▶ **Problem to solve**
From the material below, list every line containing "Microsoft".

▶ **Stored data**
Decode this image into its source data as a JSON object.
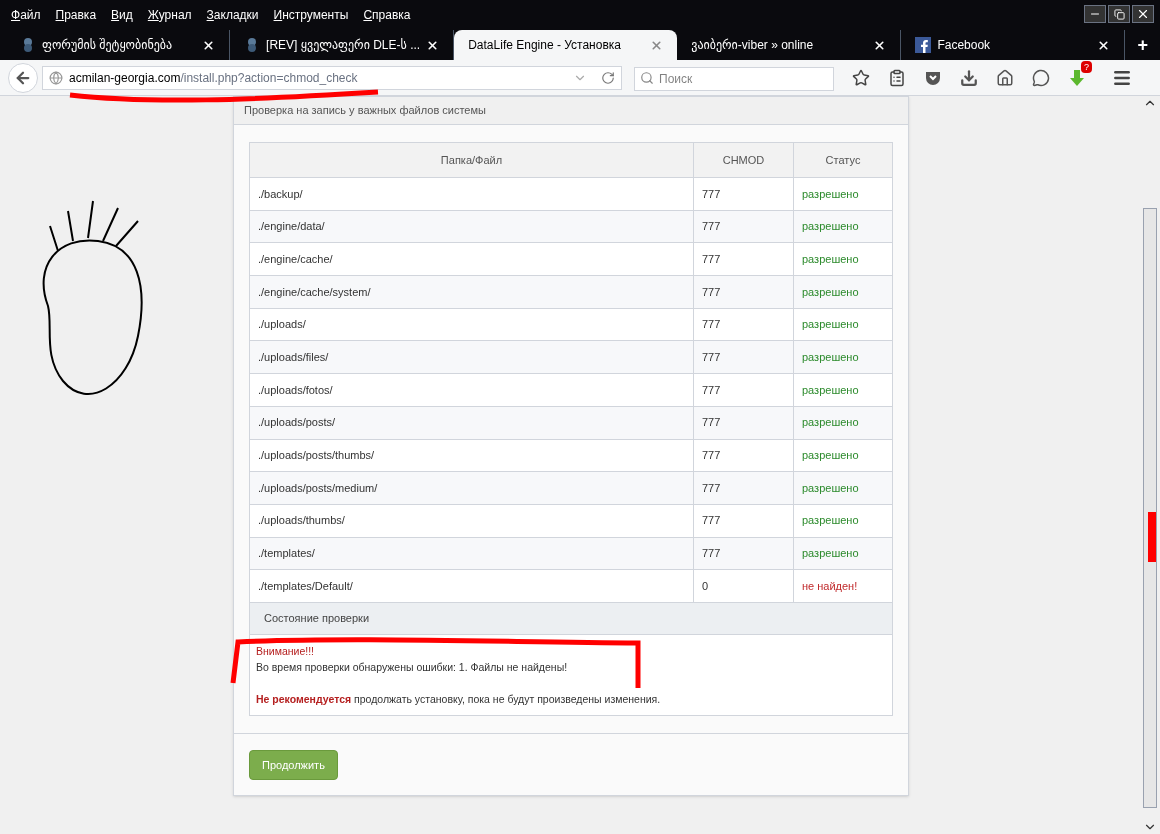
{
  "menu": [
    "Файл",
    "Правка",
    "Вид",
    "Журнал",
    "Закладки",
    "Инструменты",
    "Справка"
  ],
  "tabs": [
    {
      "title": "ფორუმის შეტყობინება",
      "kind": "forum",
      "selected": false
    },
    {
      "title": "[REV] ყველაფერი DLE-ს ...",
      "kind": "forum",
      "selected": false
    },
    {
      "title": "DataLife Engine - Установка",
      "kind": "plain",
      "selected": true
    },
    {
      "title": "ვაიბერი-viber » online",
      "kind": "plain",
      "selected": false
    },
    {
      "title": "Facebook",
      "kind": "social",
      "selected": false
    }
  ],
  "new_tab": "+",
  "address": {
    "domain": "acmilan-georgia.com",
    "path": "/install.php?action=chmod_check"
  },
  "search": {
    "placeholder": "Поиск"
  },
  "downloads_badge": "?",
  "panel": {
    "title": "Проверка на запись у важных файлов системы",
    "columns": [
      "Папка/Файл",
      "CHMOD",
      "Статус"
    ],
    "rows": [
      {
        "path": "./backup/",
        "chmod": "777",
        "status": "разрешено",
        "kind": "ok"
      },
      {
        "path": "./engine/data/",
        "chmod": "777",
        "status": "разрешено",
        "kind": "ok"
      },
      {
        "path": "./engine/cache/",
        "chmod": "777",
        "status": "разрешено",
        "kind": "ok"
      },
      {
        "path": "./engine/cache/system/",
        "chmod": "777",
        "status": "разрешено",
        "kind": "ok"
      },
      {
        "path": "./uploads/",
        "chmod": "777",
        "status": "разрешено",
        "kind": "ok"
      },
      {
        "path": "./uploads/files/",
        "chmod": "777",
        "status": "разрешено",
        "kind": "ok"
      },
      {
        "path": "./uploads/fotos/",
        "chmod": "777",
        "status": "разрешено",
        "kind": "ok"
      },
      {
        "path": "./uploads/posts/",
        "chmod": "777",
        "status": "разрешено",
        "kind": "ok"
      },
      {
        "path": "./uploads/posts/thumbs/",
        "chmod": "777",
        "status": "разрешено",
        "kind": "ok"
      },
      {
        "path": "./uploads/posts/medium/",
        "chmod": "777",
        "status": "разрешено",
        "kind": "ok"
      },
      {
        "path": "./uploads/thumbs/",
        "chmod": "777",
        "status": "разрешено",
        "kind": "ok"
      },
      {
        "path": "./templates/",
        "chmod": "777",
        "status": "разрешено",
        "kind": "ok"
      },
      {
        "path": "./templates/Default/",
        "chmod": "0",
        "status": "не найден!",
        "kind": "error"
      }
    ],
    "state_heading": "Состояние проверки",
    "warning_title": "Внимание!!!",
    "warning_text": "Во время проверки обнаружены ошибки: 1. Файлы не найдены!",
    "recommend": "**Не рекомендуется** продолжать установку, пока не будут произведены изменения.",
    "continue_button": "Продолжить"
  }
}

==

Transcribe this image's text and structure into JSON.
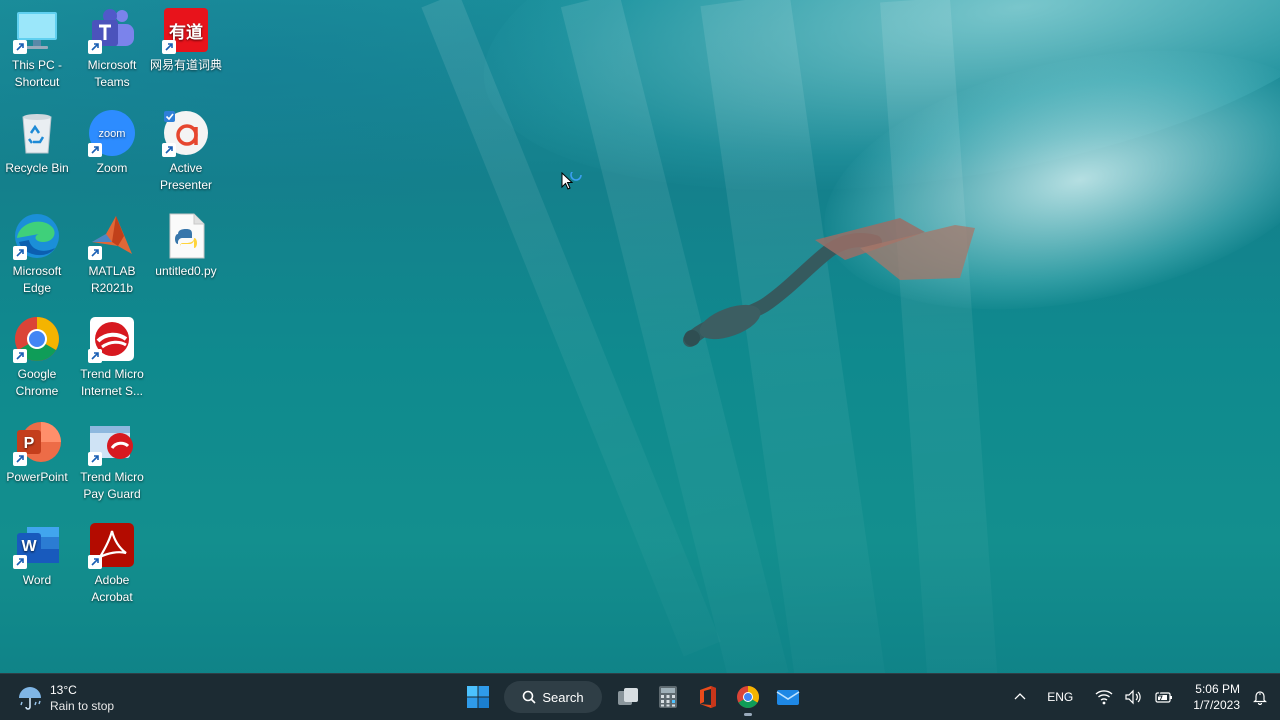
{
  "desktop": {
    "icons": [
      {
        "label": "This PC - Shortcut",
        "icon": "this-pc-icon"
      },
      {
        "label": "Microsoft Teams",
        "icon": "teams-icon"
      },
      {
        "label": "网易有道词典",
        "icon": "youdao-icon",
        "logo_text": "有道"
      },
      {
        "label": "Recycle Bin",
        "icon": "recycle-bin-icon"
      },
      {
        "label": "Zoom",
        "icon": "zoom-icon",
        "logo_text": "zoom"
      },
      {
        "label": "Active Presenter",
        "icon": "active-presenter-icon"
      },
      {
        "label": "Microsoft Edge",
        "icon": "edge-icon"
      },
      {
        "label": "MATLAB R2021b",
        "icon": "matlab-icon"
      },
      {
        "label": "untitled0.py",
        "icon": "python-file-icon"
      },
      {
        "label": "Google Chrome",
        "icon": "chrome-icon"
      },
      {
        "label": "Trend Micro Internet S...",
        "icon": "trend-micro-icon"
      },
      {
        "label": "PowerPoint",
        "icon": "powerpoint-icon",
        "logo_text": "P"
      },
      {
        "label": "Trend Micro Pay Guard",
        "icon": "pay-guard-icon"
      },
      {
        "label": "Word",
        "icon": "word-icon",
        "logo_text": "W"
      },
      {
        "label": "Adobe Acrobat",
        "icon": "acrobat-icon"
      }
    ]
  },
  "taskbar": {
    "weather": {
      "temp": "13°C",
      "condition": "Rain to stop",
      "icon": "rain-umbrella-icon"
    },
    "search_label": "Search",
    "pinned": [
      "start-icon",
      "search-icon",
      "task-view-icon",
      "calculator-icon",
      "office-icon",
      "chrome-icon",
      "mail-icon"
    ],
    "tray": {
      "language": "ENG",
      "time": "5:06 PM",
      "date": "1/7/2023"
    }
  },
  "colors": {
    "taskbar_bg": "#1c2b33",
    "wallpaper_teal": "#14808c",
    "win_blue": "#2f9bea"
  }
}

▶ **Written solution**
        "label": "Microsoft Teams",
        "label": "Microsoft Edge",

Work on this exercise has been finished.